**Task goal**
Copy each line exactly. Leave nothing out.

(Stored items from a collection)
----

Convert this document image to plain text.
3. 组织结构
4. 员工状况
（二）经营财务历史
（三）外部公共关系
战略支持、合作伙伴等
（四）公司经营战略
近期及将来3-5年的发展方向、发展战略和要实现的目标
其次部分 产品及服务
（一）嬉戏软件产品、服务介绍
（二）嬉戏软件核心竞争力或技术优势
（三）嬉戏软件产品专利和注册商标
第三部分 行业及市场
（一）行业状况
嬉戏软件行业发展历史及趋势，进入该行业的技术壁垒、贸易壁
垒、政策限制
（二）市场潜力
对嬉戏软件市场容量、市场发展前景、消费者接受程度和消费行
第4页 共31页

----

**Written response**
Convert this document image to plain text.
3. 组织结构
4. 员工状况
（二）经营财务历史
（三）外部公共关系
战略支持、合作伙伴等
（四）公司经营战略
近期及将来3-5年的发展方向、发展战略和要实现的目标
其次部分 产品及服务
（一）嬉戏软件产品、服务介绍
（二）嬉戏软件核心竞争力或技术优势
（三）嬉戏软件产品专利和注册商标
第三部分 行业及市场
（一）行业状况
嬉戏软件行业发展历史及趋势，进入该行业的技术壁垒、贸易壁
垒、政策限制
（二）市场潜力
对嬉戏软件市场容量、市场发展前景、消费者接受程度和消费行
第4页 共31页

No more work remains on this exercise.